● Exercise brief
Exactly as written, please set down all of the entries again, with no pictures.
---------- Input data ----------
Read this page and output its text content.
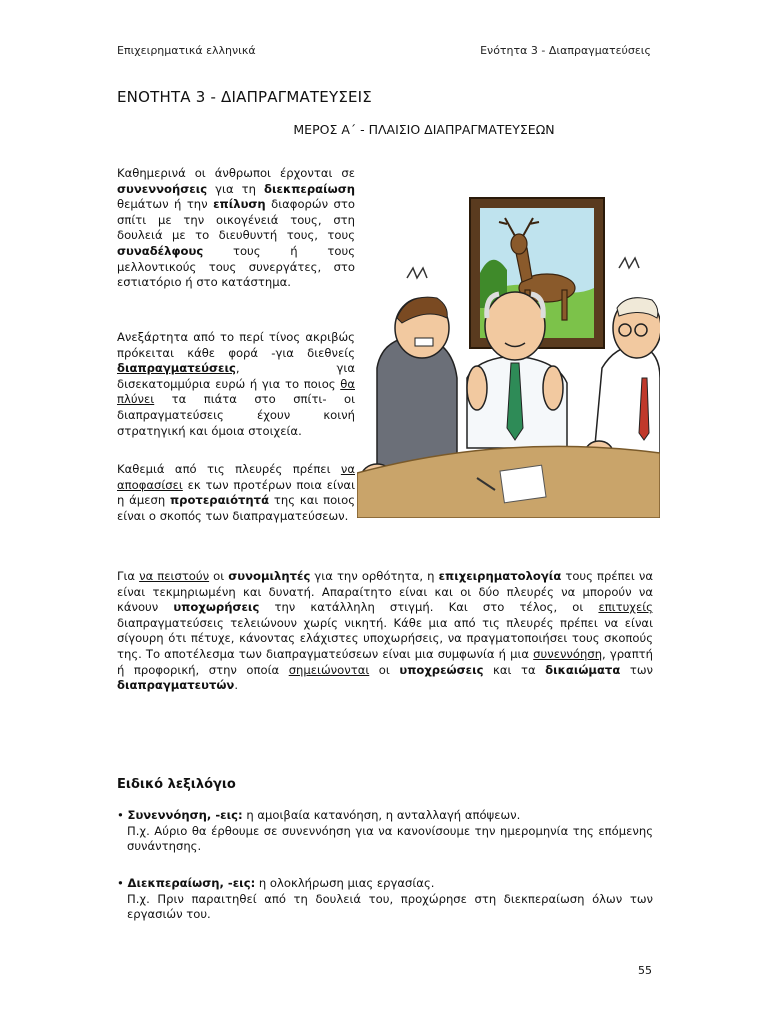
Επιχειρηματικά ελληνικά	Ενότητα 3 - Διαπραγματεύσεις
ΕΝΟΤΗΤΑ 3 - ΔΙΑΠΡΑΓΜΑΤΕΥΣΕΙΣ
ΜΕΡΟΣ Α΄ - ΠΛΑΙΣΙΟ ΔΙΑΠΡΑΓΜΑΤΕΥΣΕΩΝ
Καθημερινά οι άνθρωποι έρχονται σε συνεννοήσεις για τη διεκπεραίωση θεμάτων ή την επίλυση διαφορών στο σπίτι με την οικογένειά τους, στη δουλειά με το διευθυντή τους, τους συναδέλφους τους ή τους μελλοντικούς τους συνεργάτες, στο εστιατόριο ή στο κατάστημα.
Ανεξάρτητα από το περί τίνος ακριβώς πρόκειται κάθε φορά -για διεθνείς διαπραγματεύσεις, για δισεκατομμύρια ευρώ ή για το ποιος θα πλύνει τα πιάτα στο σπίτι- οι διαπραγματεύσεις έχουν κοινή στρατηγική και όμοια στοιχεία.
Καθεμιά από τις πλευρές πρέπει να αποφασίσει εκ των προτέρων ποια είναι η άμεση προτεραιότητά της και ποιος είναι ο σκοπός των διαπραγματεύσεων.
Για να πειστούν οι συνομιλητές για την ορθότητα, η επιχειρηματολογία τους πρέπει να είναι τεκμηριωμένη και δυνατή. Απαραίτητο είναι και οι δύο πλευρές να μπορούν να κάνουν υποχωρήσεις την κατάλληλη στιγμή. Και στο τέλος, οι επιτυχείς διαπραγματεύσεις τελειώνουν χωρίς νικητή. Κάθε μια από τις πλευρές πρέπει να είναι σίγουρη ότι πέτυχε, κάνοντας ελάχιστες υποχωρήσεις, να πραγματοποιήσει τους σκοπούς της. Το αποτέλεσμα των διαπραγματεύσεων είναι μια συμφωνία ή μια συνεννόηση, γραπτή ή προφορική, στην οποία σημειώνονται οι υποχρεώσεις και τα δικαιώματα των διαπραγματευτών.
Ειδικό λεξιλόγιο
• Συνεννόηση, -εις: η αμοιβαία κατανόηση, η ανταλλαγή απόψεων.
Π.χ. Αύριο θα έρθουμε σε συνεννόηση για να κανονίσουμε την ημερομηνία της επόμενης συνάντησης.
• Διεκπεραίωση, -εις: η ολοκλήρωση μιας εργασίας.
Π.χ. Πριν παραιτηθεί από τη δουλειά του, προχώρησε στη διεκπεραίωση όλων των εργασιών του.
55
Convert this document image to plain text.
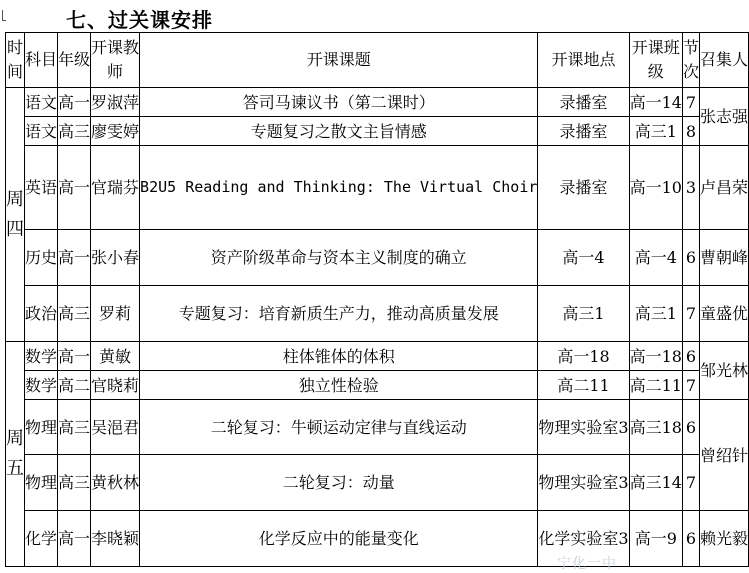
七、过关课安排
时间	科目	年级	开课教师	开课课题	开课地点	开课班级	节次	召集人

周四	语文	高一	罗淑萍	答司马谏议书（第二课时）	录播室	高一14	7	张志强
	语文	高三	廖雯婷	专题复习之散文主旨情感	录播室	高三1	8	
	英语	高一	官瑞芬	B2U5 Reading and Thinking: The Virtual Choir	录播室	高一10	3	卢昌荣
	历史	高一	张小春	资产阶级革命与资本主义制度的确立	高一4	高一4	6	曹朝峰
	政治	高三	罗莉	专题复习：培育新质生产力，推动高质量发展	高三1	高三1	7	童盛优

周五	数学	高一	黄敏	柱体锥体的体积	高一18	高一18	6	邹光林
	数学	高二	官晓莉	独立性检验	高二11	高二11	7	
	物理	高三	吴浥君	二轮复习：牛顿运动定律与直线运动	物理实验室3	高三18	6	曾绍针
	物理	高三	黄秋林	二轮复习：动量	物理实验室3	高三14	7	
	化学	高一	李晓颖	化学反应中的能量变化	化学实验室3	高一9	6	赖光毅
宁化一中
----------
● Result
Read this page and output its text content.
Επιχειρηματικά ελληνικά	Ενότητα 3 - Διαπραγματεύσεις
ΕΝΟΤΗΤΑ 3 - ΔΙΑΠΡΑΓΜΑΤΕΥΣΕΙΣ
ΜΕΡΟΣ Α΄ - ΠΛΑΙΣΙΟ ΔΙΑΠΡΑΓΜΑΤΕΥΣΕΩΝ
Καθημερινά οι άνθρωποι έρχονται σε συνεννοήσεις για τη διεκπεραίωση θεμάτων ή την επίλυση διαφορών στο σπίτι με την οικογένειά τους, στη δουλειά με το διευθυντή τους, τους συναδέλφους τους ή τους μελλοντικούς τους συνεργάτες, στο εστιατόριο ή στο κατάστημα.
Ανεξάρτητα από το περί τίνος ακριβώς πρόκειται κάθε φορά -για διεθνείς διαπραγματεύσεις, για δισεκατομμύρια ευρώ ή για το ποιος θα πλύνει τα πιάτα στο σπίτι- οι διαπραγματεύσεις έχουν κοινή στρατηγική και όμοια στοιχεία.
Καθεμιά από τις πλευρές πρέπει να αποφασίσει εκ των προτέρων ποια είναι η άμεση προτεραιότητά της και ποιος είναι ο σκοπός των διαπραγματεύσεων.
Για να πειστούν οι συνομιλητές για την ορθότητα, η επιχειρηματολογία τους πρέπει να είναι τεκμηριωμένη και δυνατή. Απαραίτητο είναι και οι δύο πλευρές να μπορούν να κάνουν υποχωρήσεις την κατάλληλη στιγμή. Και στο τέλος, οι επιτυχείς διαπραγματεύσεις τελειώνουν χωρίς νικητή. Κάθε μια από τις πλευρές πρέπει να είναι σίγουρη ότι πέτυχε, κάνοντας ελάχιστες υποχωρήσεις, να πραγματοποιήσει τους σκοπούς της. Το αποτέλεσμα των διαπραγματεύσεων είναι μια συμφωνία ή μια συνεννόηση, γραπτή ή προφορική, στην οποία σημειώνονται οι υποχρεώσεις και τα δικαιώματα των διαπραγματευτών.
Ειδικό λεξιλόγιο
• Συνεννόηση, -εις: η αμοιβαία κατανόηση, η ανταλλαγή απόψεων.
Π.χ. Αύριο θα έρθουμε σε συνεννόηση για να κανονίσουμε την ημερομηνία της επόμενης συνάντησης.
• Διεκπεραίωση, -εις: η ολοκλήρωση μιας εργασίας.
Π.χ. Πριν παραιτηθεί από τη δουλειά του, προχώρησε στη διεκπεραίωση όλων των εργασιών του.
55
Convert this document image to plain text.
七、过关课安排
时间	科目	年级	开课教师	开课课题	开课地点	开课班级	节次	召集人

周四	语文	高一	罗淑萍	答司马谏议书（第二课时）	录播室	高一14	7	张志强
	语文	高三	廖雯婷	专题复习之散文主旨情感	录播室	高三1	8	
	英语	高一	官瑞芬	B2U5 Reading and Thinking: The Virtual Choir	录播室	高一10	3	卢昌荣
	历史	高一	张小春	资产阶级革命与资本主义制度的确立	高一4	高一4	6	曹朝峰
	政治	高三	罗莉	专题复习：培育新质生产力，推动高质量发展	高三1	高三1	7	童盛优

周五	数学	高一	黄敏	柱体锥体的体积	高一18	高一18	6	邹光林
	数学	高二	官晓莉	独立性检验	高二11	高二11	7	
	物理	高三	吴浥君	二轮复习：牛顿运动定律与直线运动	物理实验室3	高三18	6	曾绍针
	物理	高三	黄秋林	二轮复习：动量	物理实验室3	高三14	7	
	化学	高一	李晓颖	化学反应中的能量变化	化学实验室3	高一9	6	赖光毅
宁化一中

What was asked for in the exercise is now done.